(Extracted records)
......
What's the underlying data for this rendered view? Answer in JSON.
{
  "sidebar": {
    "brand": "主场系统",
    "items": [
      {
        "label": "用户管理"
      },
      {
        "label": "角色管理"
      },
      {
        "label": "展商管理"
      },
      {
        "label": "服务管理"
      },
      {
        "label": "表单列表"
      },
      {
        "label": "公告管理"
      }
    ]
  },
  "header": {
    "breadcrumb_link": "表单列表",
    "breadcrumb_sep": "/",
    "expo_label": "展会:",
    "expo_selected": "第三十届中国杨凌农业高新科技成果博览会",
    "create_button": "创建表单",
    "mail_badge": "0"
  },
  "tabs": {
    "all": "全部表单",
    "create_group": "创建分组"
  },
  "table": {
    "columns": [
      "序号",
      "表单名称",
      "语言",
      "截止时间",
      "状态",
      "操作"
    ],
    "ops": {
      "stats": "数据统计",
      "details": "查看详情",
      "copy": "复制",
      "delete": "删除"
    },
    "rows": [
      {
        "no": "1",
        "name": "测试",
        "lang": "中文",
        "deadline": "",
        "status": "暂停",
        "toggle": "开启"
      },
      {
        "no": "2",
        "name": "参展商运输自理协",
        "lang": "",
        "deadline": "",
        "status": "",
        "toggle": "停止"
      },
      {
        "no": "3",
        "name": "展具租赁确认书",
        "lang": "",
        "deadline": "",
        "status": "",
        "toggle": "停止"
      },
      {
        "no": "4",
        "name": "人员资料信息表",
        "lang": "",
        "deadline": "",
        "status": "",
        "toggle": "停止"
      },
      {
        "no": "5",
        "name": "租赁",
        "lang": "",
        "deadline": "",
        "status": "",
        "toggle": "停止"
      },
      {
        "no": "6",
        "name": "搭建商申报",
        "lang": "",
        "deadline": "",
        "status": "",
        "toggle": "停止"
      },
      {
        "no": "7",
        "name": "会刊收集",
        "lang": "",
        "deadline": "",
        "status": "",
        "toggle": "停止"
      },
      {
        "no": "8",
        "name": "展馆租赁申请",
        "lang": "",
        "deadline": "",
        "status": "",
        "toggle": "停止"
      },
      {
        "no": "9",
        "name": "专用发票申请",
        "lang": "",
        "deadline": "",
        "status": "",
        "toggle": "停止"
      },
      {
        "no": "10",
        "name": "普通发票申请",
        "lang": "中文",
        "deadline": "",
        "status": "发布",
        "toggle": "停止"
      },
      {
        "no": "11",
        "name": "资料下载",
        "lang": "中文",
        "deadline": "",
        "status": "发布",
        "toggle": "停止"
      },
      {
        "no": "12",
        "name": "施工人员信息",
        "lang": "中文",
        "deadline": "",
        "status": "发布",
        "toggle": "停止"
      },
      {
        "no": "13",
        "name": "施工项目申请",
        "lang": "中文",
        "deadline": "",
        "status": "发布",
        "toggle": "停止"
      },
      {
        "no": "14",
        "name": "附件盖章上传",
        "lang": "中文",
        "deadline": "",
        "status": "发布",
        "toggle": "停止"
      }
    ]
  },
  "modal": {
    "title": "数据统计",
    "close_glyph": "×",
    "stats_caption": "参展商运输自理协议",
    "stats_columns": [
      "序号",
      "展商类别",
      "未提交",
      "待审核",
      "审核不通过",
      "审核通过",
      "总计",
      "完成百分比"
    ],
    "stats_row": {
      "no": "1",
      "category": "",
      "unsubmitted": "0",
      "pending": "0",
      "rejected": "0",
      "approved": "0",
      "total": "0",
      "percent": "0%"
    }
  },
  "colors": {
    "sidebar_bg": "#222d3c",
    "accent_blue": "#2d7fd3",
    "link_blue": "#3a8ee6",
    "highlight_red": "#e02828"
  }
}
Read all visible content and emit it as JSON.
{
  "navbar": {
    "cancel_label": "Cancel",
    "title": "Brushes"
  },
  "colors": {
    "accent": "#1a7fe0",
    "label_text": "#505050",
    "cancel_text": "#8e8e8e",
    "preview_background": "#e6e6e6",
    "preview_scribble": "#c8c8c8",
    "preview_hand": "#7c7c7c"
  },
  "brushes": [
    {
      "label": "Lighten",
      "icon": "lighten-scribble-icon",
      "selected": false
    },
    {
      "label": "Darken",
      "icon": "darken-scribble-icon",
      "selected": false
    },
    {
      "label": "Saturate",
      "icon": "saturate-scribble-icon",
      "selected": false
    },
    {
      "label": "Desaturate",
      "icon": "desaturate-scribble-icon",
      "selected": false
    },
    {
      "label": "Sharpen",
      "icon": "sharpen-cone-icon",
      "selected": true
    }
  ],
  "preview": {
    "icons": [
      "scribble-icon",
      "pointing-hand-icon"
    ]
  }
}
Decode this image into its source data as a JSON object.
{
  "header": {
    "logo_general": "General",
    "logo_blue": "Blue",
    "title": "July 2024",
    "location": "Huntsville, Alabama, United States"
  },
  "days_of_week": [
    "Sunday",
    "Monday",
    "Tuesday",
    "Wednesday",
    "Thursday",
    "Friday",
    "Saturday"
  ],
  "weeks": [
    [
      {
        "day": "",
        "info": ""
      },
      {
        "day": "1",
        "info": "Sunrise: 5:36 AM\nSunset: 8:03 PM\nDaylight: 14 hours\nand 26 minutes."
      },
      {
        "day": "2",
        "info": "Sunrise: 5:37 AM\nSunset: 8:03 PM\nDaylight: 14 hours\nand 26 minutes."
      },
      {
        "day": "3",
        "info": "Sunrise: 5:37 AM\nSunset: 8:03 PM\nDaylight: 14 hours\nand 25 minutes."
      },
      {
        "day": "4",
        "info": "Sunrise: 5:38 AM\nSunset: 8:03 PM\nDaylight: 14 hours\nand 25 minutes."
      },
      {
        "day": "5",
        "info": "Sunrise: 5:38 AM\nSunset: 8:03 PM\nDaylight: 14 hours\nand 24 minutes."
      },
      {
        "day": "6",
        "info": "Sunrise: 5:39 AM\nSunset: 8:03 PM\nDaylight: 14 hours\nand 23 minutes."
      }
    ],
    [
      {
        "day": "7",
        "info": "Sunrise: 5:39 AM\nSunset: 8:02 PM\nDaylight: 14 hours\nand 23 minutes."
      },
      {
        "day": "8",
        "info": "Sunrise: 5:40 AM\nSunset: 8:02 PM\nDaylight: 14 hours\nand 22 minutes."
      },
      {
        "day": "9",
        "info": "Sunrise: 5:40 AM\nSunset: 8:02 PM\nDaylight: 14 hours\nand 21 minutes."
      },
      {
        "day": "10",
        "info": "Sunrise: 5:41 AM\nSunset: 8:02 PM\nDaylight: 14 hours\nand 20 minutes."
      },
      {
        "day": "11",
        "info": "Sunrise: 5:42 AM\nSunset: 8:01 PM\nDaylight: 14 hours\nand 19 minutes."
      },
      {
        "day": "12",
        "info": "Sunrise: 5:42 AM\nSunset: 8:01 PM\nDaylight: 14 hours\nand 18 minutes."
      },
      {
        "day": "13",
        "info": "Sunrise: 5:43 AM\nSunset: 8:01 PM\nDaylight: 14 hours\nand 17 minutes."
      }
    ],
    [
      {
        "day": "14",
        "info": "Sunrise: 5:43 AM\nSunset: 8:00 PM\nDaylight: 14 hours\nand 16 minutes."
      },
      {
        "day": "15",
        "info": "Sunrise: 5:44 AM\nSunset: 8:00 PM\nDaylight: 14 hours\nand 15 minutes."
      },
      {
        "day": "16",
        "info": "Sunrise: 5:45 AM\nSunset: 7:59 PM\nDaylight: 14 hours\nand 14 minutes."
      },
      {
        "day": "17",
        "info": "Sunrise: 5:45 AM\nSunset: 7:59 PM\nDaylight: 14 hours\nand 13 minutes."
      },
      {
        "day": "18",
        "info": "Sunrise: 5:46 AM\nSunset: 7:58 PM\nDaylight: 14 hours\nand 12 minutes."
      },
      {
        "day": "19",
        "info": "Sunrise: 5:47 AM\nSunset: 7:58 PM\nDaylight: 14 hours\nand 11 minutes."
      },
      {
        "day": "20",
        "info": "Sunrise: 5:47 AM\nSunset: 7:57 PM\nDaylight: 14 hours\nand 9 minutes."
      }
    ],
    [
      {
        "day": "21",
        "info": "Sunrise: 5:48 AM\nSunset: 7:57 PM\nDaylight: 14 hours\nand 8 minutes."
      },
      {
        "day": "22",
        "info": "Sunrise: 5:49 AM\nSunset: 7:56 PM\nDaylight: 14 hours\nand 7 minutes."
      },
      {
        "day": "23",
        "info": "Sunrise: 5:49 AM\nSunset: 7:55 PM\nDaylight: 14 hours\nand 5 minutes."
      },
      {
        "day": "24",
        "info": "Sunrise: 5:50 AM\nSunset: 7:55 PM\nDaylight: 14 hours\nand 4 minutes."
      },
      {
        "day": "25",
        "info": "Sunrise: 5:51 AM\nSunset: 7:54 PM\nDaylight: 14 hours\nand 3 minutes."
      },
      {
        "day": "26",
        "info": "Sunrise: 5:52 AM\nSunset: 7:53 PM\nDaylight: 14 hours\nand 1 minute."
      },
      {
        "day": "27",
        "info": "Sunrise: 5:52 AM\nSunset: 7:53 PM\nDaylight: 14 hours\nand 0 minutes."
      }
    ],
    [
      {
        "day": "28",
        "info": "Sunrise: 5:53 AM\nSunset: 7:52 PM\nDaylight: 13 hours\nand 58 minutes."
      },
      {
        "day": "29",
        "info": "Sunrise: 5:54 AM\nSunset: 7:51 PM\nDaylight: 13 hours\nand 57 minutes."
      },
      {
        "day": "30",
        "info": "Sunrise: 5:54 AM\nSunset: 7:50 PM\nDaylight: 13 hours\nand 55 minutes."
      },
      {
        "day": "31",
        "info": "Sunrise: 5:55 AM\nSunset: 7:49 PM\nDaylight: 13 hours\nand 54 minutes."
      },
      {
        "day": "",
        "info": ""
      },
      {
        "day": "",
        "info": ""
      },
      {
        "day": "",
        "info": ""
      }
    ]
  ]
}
......
§ **EXERCISE PROMPT**
Set out every line from the material that contains the string "data".

§ **FULL ANSWER**
What's the underlying data for this rendered view? Answer in JSON.
Decode this image into its source data as a JSON object.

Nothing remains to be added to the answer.